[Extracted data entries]

■ ■ ■ ■ ■ ■ ■

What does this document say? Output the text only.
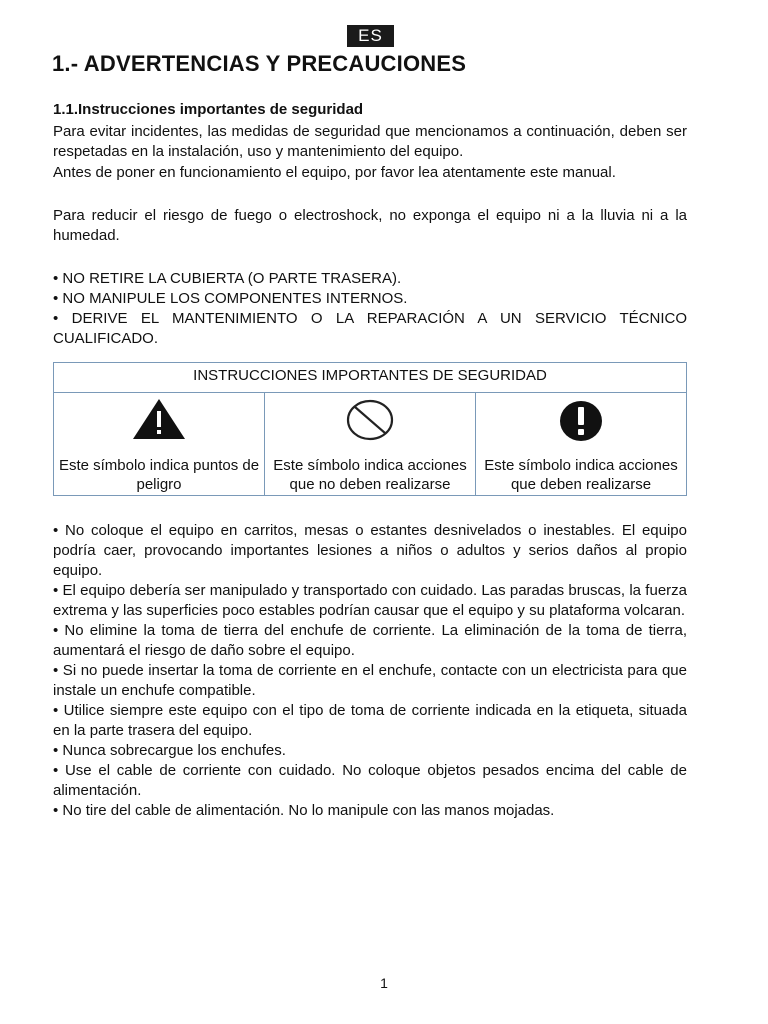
ES
1.- ADVERTENCIAS Y PRECAUCIONES
1.1.Instrucciones importantes de seguridad

Para evitar incidentes, las medidas de seguridad que mencionamos a continuación, deben ser respetadas en la instalación, uso y mantenimiento del equipo.

Antes de poner en funcionamiento el equipo, por favor lea atentamente este manual.

Para reducir el riesgo de fuego o electroshock, no exponga el equipo ni a la lluvia ni a la humedad.

• NO RETIRE LA CUBIERTA (O PARTE TRASERA).

• NO MANIPULE LOS COMPONENTES INTERNOS.

• DERIVE EL MANTENIMIENTO O LA REPARACIÓN A UN SERVICIO TÉCNICO CUALIFICADO.

INSTRUCCIONES IMPORTANTES DE SEGURIDAD
Este símbolo indica puntos de peligro
Este símbolo indica acciones que no deben realizarse
Este símbolo indica acciones que deben realizarse

• No coloque el equipo en carritos, mesas o estantes desnivelados o inestables. El equipo podría caer, provocando importantes lesiones a niños o adultos y serios daños al propio equipo.

• El equipo debería ser manipulado y transportado con cuidado. Las paradas bruscas, la fuerza extrema y las superficies poco estables podrían causar que el equipo y su plataforma volcaran.

• No elimine la toma de tierra del enchufe de corriente. La eliminación de la toma de tierra, aumentará el riesgo de daño sobre el equipo.

• Si no puede insertar la toma de corriente en el enchufe, contacte con un electricista para que instale un enchufe compatible.

• Utilice siempre este equipo con el tipo de toma de corriente indicada en la etiqueta, situada en la parte trasera del equipo.

• Nunca sobrecargue los enchufes.

• Use el cable de corriente con cuidado. No coloque objetos pesados encima del cable de alimentación.

• No tire del cable de alimentación. No lo manipule con las manos mojadas.

1
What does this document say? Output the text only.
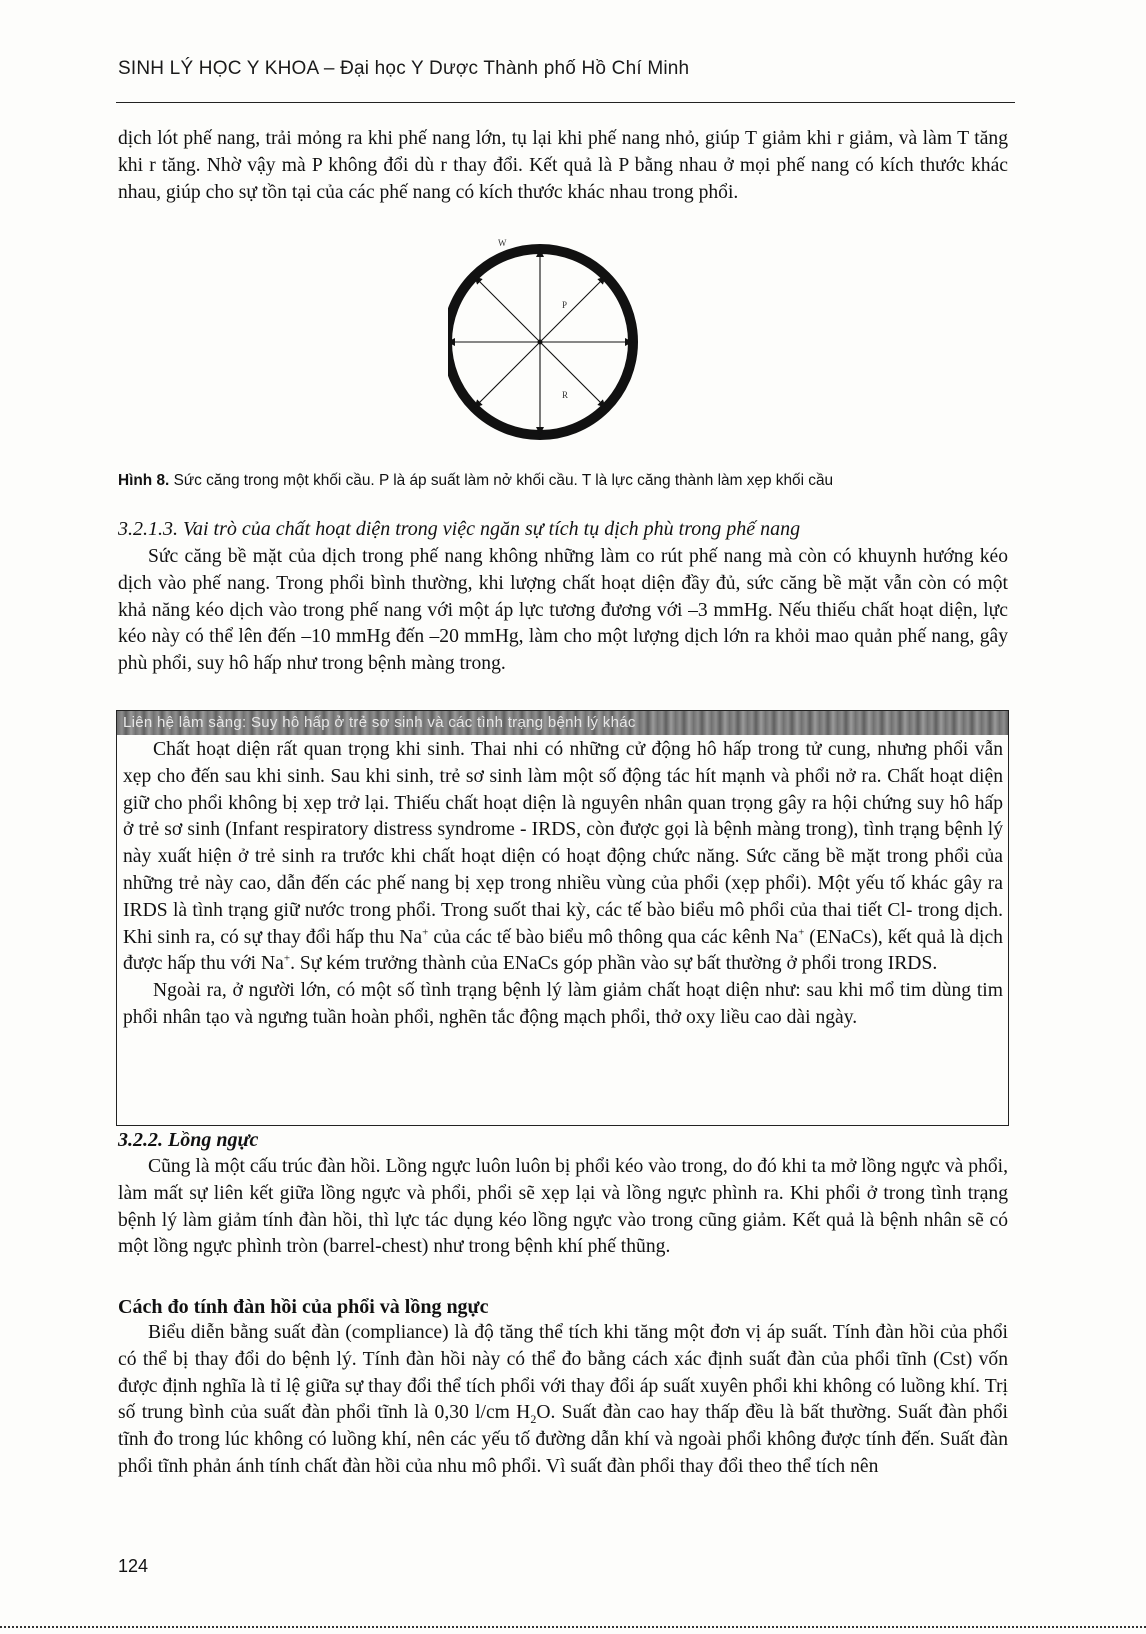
SINH LÝ HỌC Y KHOA – Đại học Y Dược Thành phố Hồ Chí Minh

dịch lót phế nang, trải mỏng ra khi phế nang lớn, tụ lại khi phế nang nhỏ, giúp T giảm khi r giảm, và làm T tăng khi r tăng. Nhờ vậy mà P không đổi dù r thay đổi. Kết quả là P bằng nhau ở mọi phế nang có kích thước khác nhau, giúp cho sự tồn tại của các phế nang có kích thước khác nhau trong phổi.

W
P
R

Hình 8. Sức căng trong một khối cầu. P là áp suất làm nở khối cầu. T là lực căng thành làm xẹp khối cầu

3.2.1.3. Vai trò của chất hoạt diện trong việc ngăn sự tích tụ dịch phù trong phế nang

Sức căng bề mặt của dịch trong phế nang không những làm co rút phế nang mà còn có khuynh hướng kéo dịch vào phế nang. Trong phổi bình thường, khi lượng chất hoạt diện đầy đủ, sức căng bề mặt vẫn còn có một khả năng kéo dịch vào trong phế nang với một áp lực tương đương với –3 mmHg. Nếu thiếu chất hoạt diện, lực kéo này có thể lên đến –10 mmHg đến –20 mmHg, làm cho một lượng dịch lớn ra khỏi mao quản phế nang, gây phù phổi, suy hô hấp như trong bệnh màng trong.

Liên hệ lâm sàng: Suy hô hấp ở trẻ sơ sinh và các tình trạng bệnh lý khác

Chất hoạt diện rất quan trọng khi sinh. Thai nhi có những cử động hô hấp trong tử cung, nhưng phổi vẫn xẹp cho đến sau khi sinh. Sau khi sinh, trẻ sơ sinh làm một số động tác hít mạnh và phổi nở ra. Chất hoạt diện giữ cho phổi không bị xẹp trở lại. Thiếu chất hoạt diện là nguyên nhân quan trọng gây ra hội chứng suy hô hấp ở trẻ sơ sinh (Infant respiratory distress syndrome - IRDS, còn được gọi là bệnh màng trong), tình trạng bệnh lý này xuất hiện ở trẻ sinh ra trước khi chất hoạt diện có hoạt động chức năng. Sức căng bề mặt trong phổi của những trẻ này cao, dẫn đến các phế nang bị xẹp trong nhiều vùng của phổi (xẹp phổi). Một yếu tố khác gây ra IRDS là tình trạng giữ nước trong phổi. Trong suốt thai kỳ, các tế bào biểu mô phổi của thai tiết Cl- trong dịch. Khi sinh ra, có sự thay đổi hấp thu Na+ của các tế bào biểu mô thông qua các kênh Na+ (ENaCs), kết quả là dịch được hấp thu với Na+. Sự kém trưởng thành của ENaCs góp phần vào sự bất thường ở phổi trong IRDS.
Ngoài ra, ở người lớn, có một số tình trạng bệnh lý làm giảm chất hoạt diện như: sau khi mổ tim dùng tim phổi nhân tạo và ngưng tuần hoàn phổi, nghẽn tắc động mạch phổi, thở oxy liều cao dài ngày.

3.2.2. Lồng ngực

Cũng là một cấu trúc đàn hồi. Lồng ngực luôn luôn bị phổi kéo vào trong, do đó khi ta mở lồng ngực và phổi, làm mất sự liên kết giữa lồng ngực và phổi, phổi sẽ xẹp lại và lồng ngực phình ra. Khi phổi ở trong tình trạng bệnh lý làm giảm tính đàn hồi, thì lực tác dụng kéo lồng ngực vào trong cũng giảm. Kết quả là bệnh nhân sẽ có một lồng ngực phình tròn (barrel-chest) như trong bệnh khí phế thũng.

Cách đo tính đàn hồi của phổi và lồng ngực

Biểu diễn bằng suất đàn (compliance) là độ tăng thể tích khi tăng một đơn vị áp suất. Tính đàn hồi của phổi có thể bị thay đổi do bệnh lý. Tính đàn hồi này có thể đo bằng cách xác định suất đàn của phổi tĩnh (Cst) vốn được định nghĩa là tỉ lệ giữa sự thay đổi thể tích phổi với thay đổi áp suất xuyên phổi khi không có luồng khí. Trị số trung bình của suất đàn phổi tĩnh là 0,30 l/cm $H_2O$. Suất đàn cao hay thấp đều là bất thường. Suất đàn phổi tĩnh đo trong lúc không có luồng khí, nên các yếu tố đường dẫn khí và ngoài phổi không được tính đến. Suất đàn phổi tĩnh phản ánh tính chất đàn hồi của nhu mô phổi. Vì suất đàn phổi thay đổi theo thể tích nên

124
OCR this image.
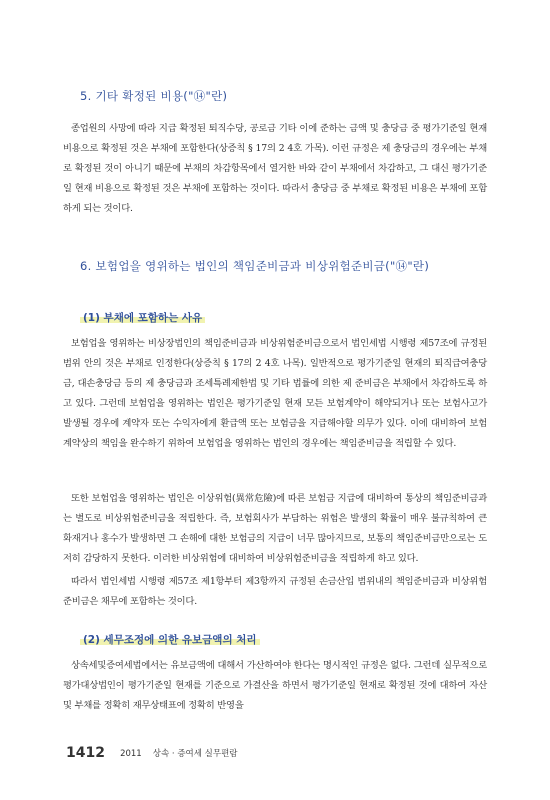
5. 기타 확정된 비용("⑭"란)

종업원의 사망에 따라 지급 확정된 퇴직수당, 공로금 기타 이에 준하는 금액 및 충당금 중 평가기준일 현재 비용으로 확정된 것은 부채에 포함한다(상증칙 § 17의 2 4호 가목). 이런 규정은 제 충당금의 경우에는 부채로 확정된 것이 아니기 때문에 부채의 차감항목에서 열거한 바와 같이 부채에서 차감하고, 그 대신 평가기준일 현재 비용으로 확정된 것은 부채에 포함하는 것이다. 따라서 충당금 중 부채로 확정된 비용은 부채에 포함하게 되는 것이다.

6. 보험업을 영위하는 법인의 책임준비금과 비상위험준비금("⑭"란)
(1) 부채에 포함하는 사유

보험업을 영위하는 비상장법인의 책임준비금과 비상위험준비금으로서 법인세법 시행령 제57조에 규정된 범위 안의 것은 부채로 인정한다(상증칙 § 17의 2 4호 나목). 일반적으로 평가기준일 현재의 퇴직급여충당금, 대손충당금 등의 제 충당금과 조세특례제한법 및 기타 법률에 의한 제 준비금은 부채에서 차감하도록 하고 있다. 그런데 보험업을 영위하는 법인은 평가기준일 현재 모든 보험계약이 해약되거나 또는 보험사고가 발생될 경우에 계약자 또는 수익자에게 환급액 또는 보험금을 지급해야할 의무가 있다. 이에 대비하여 보험계약상의 책임을 완수하기 위하여 보험업을 영위하는 법인의 경우에는 책임준비금을 적립할 수 있다.

또한 보험업을 영위하는 법인은 이상위험(異常危險)에 따른 보험금 지급에 대비하여 통상의 책임준비금과는 별도로 비상위험준비금을 적립한다. 즉, 보험회사가 부담하는 위험은 발생의 확률이 매우 불규칙하여 큰 화재거나 홍수가 발생하면 그 손해에 대한 보험금의 지급이 너무 많아지므로, 보통의 책임준비금만으로는 도저히 감당하지 못한다. 이러한 비상위험에 대비하여 비상위험준비금을 적립하게 하고 있다.

따라서 법인세법 시행령 제57조 제1항부터 제3항까지 규정된 손금산입 범위내의 책임준비금과 비상위험준비금은 채무에 포함하는 것이다.

(2) 세무조정에 의한 유보금액의 처리

상속세및증여세법에서는 유보금액에 대해서 가산하여야 한다는 명시적인 규정은 없다. 그런데 실무적으로 평가대상법인이 평가기준일 현재를 기준으로 가결산을 하면서 평가기준일 현재로 확정된 것에 대하여 자산 및 부채를 정확히 재무상태표에 정확히 반영을

1412 2011 상속 · 증여세 실무편람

■ ■ ■ ■ ■ ■ ■

- Task goal: Every line that holds the string "부채에서" should be returned.

- Written response:
종업원의 사망에 따라 지급 확정된 퇴직수당, 공로금 기타 이에 준하는 금액 및 충당금 중 평가기준일 현재 비용으로 확정된 것은 부채에 포함한다(상증칙 § 17의 2 4호 가목). 이런 규정은 제 충당금의 경우에는 부채로 확정된 것이 아니기 때문에 부채의 차감항목에서 열거한 바와 같이 부채에서 차감하고, 그 대신 평가기준일 현재 비용으로 확정된 것은 부채에 포함하는 것이다. 따라서 충당금 중 부채로 확정된 비용은 부채에 포함하게 되는 것이다.
보험업을 영위하는 비상장법인의 책임준비금과 비상위험준비금으로서 법인세법 시행령 제57조에 규정된 범위 안의 것은 부채로 인정한다(상증칙 § 17의 2 4호 나목). 일반적으로 평가기준일 현재의 퇴직급여충당금, 대손충당금 등의 제 충당금과 조세특례제한법 및 기타 법률에 의한 제 준비금은 부채에서 차감하도록 하고 있다. 그런데 보험업을 영위하는 법인은 평가기준일 현재 모든 보험계약이 해약되거나 또는 보험사고가 발생될 경우에 계약자 또는 수익자에게 환급액 또는 보험금을 지급해야할 의무가 있다. 이에 대비하여 보험계약상의 책임을 완수하기 위하여 보험업을 영위하는 법인의 경우에는 책임준비금을 적립할 수 있다.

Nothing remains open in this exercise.